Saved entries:
/---

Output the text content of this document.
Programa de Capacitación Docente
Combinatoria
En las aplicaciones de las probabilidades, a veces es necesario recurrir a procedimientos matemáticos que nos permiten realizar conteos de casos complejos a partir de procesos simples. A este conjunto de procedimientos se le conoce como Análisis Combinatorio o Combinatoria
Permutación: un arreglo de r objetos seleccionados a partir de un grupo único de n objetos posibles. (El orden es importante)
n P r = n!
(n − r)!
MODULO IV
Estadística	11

\---

Each line above that holds the string "Combinatoria" should be copied and shown.

FULL ANSWER →
Combinatoria
En las aplicaciones de las probabilidades, a veces es necesario recurrir a procedimientos matemáticos que nos permiten realizar conteos de casos complejos a partir de procesos simples. A este conjunto de procedimientos se le conoce como Análisis Combinatorio o Combinatoria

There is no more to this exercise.